TASK DIRECTIONS: Continue the passage on Alabama's death penalty and judicial override, picking up after its final sentence.

In a nation where the death penalty is falling out of favor, Alabama sentences more people to death per capita than any other state. Susskind said judicial override has contributed to those figures. EJI’s report found that 21 percent of Alabama’s 199 death row inmates were sentenced via a judicial override.
“Our view is that overriding a life recommendation is unconstitutional,” Susskind said.
Another major figure with concerns about the state of Alabama’s capital punishment system raised similar concerns in November. Supreme Court Justice Sonia Sotomayor penned a 15-page dissent upon the Supreme Court’s declining to hear a case challenging override.
In the opinion, she cited a concern about whether the use of elected judges has led to judicial politics shaping capital punishment.
Bailey said factors as basic as the capital statute (which is very broad in Alabama, meaning the death penalty can be considered in more cases) contribute to the concern.

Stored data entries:

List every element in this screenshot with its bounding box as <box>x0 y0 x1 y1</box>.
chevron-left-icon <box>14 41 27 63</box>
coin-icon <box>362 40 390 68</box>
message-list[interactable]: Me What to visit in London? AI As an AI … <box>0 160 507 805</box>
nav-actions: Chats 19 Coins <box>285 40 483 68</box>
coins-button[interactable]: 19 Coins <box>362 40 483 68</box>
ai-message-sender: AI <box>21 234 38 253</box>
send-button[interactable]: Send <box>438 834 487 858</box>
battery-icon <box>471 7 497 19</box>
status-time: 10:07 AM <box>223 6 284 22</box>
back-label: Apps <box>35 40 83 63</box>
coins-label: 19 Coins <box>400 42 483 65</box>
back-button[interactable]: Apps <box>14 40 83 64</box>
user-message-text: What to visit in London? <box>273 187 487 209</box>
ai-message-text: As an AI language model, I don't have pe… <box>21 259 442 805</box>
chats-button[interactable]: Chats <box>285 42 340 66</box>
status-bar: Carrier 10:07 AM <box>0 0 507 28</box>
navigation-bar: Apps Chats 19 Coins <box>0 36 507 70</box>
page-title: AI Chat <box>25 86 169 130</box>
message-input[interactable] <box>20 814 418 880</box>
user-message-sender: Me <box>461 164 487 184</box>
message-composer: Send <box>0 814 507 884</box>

ANSWER FOR THIS EXERCISE:
“It was never in control. From day one, these are the results that we’ve had. The problem really is in the system,” Bailey said.
One of the biggest issues at hand, she said, is the fact that judicial overrides disregard the work of juries.
“Some of these override decisions I have read literally just say, ‘I have considered the jury’s recommendation for life and I disagree.’ And that’s it,” she said. “It’s just incredible to me that the judges would have that much disrespect for the very, very difficult work that these jurors have to do, that we ask them to do. They didn’t volunteer to sit on these cases. That’s just a shame.”
Judge Samuel Henry Welch, a UA School of Law alumnus currently serving on the Alabama Court of Criminal Appeals, served as the only judge in the 35th Judicial Circuit for 18 years. He said the Supreme Court has upheld judicial override in the past.
“Judicial override is a part of Alabama,” he said.
During his service as a judge, Welch has used judicial override twice because he felt the balance of “aggravating” and “mitigating” factors, which are weighed by judge and jury, indicated the death penalty was appropriate.
Sometimes, he said, judges are privy to information a jury is not, and in Alabama juries issue advisory verdicts, leaving sentencing power to judges. Though their advisory verdicts are sometimes overturned, he said, they are not shut out of the process.
“The fact that the jury recommends life without parole is a mitigating factor,” he said.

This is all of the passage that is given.